[START OF Items]

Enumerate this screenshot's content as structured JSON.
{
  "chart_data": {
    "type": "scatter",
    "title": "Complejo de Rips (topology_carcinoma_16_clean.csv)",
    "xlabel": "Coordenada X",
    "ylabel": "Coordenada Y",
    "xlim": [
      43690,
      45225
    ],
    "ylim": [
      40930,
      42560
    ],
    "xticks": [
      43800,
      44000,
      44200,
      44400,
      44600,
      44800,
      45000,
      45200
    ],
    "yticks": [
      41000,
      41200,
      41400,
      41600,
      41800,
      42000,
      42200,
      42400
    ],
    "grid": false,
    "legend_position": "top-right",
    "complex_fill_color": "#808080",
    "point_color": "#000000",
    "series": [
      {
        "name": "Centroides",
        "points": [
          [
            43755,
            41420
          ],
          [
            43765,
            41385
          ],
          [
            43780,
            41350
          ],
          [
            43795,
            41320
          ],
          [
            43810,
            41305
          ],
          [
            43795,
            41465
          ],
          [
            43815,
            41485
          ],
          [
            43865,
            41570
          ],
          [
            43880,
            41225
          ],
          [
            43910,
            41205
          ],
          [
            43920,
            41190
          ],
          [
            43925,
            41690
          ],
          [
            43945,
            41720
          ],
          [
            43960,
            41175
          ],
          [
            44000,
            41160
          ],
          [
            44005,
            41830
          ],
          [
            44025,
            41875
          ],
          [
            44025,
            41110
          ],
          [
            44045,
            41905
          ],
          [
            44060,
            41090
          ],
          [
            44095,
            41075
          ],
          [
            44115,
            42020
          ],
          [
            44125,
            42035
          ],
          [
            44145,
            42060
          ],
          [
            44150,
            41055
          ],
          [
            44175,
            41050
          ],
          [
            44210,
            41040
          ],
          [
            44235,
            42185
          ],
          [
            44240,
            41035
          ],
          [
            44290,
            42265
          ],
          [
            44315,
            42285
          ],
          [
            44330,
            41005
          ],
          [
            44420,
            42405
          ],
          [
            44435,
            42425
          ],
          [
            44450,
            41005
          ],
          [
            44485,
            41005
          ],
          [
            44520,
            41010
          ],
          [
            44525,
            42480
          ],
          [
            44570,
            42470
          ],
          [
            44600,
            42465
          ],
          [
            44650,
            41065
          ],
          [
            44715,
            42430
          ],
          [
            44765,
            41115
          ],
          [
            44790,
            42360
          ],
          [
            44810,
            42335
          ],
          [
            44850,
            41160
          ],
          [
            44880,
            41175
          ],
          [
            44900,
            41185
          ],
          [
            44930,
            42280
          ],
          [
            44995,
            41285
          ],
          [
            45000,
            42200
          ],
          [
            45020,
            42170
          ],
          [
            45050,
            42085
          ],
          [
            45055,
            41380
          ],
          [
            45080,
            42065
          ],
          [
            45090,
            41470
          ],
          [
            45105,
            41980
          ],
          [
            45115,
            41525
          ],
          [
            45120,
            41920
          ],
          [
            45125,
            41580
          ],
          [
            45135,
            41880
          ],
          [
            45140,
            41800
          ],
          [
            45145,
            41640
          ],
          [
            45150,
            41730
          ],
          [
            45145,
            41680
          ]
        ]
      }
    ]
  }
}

[END OF Items]

## Exercise
From the listing above, reproduce all the lines exactly.

## Output of the task
Enumerate this screenshot's content as structured JSON.
{
  "chart_data": {
    "type": "scatter",
    "title": "Complejo de Rips (topology_carcinoma_16_clean.csv)",
    "xlabel": "Coordenada X",
    "ylabel": "Coordenada Y",
    "xlim": [
      43690,
      45225
    ],
    "ylim": [
      40930,
      42560
    ],
    "xticks": [
      43800,
      44000,
      44200,
      44400,
      44600,
      44800,
      45000,
      45200
    ],
    "yticks": [
      41000,
      41200,
      41400,
      41600,
      41800,
      42000,
      42200,
      42400
    ],
    "grid": false,
    "legend_position": "top-right",
    "complex_fill_color": "#808080",
    "point_color": "#000000",
    "series": [
      {
        "name": "Centroides",
        "points": [
          [
            43755,
            41420
          ],
          [
            43765,
            41385
          ],
          [
            43780,
            41350
          ],
          [
            43795,
            41320
          ],
          [
            43810,
            41305
          ],
          [
            43795,
            41465
          ],
          [
            43815,
            41485
          ],
          [
            43865,
            41570
          ],
          [
            43880,
            41225
          ],
          [
            43910,
            41205
          ],
          [
            43920,
            41190
          ],
          [
            43925,
            41690
          ],
          [
            43945,
            41720
          ],
          [
            43960,
            41175
          ],
          [
            44000,
            41160
          ],
          [
            44005,
            41830
          ],
          [
            44025,
            41875
          ],
          [
            44025,
            41110
          ],
          [
            44045,
            41905
          ],
          [
            44060,
            41090
          ],
          [
            44095,
            41075
          ],
          [
            44115,
            42020
          ],
          [
            44125,
            42035
          ],
          [
            44145,
            42060
          ],
          [
            44150,
            41055
          ],
          [
            44175,
            41050
          ],
          [
            44210,
            41040
          ],
          [
            44235,
            42185
          ],
          [
            44240,
            41035
          ],
          [
            44290,
            42265
          ],
          [
            44315,
            42285
          ],
          [
            44330,
            41005
          ],
          [
            44420,
            42405
          ],
          [
            44435,
            42425
          ],
          [
            44450,
            41005
          ],
          [
            44485,
            41005
          ],
          [
            44520,
            41010
          ],
          [
            44525,
            42480
          ],
          [
            44570,
            42470
          ],
          [
            44600,
            42465
          ],
          [
            44650,
            41065
          ],
          [
            44715,
            42430
          ],
          [
            44765,
            41115
          ],
          [
            44790,
            42360
          ],
          [
            44810,
            42335
          ],
          [
            44850,
            41160
          ],
          [
            44880,
            41175
          ],
          [
            44900,
            41185
          ],
          [
            44930,
            42280
          ],
          [
            44995,
            41285
          ],
          [
            45000,
            42200
          ],
          [
            45020,
            42170
          ],
          [
            45050,
            42085
          ],
          [
            45055,
            41380
          ],
          [
            45080,
            42065
          ],
          [
            45090,
            41470
          ],
          [
            45105,
            41980
          ],
          [
            45115,
            41525
          ],
          [
            45120,
            41920
          ],
          [
            45125,
            41580
          ],
          [
            45135,
            41880
          ],
          [
            45140,
            41800
          ],
          [
            45145,
            41640
          ],
          [
            45150,
            41730
          ],
          [
            45145,
            41680
          ]
        ]
      }
    ]
  }
}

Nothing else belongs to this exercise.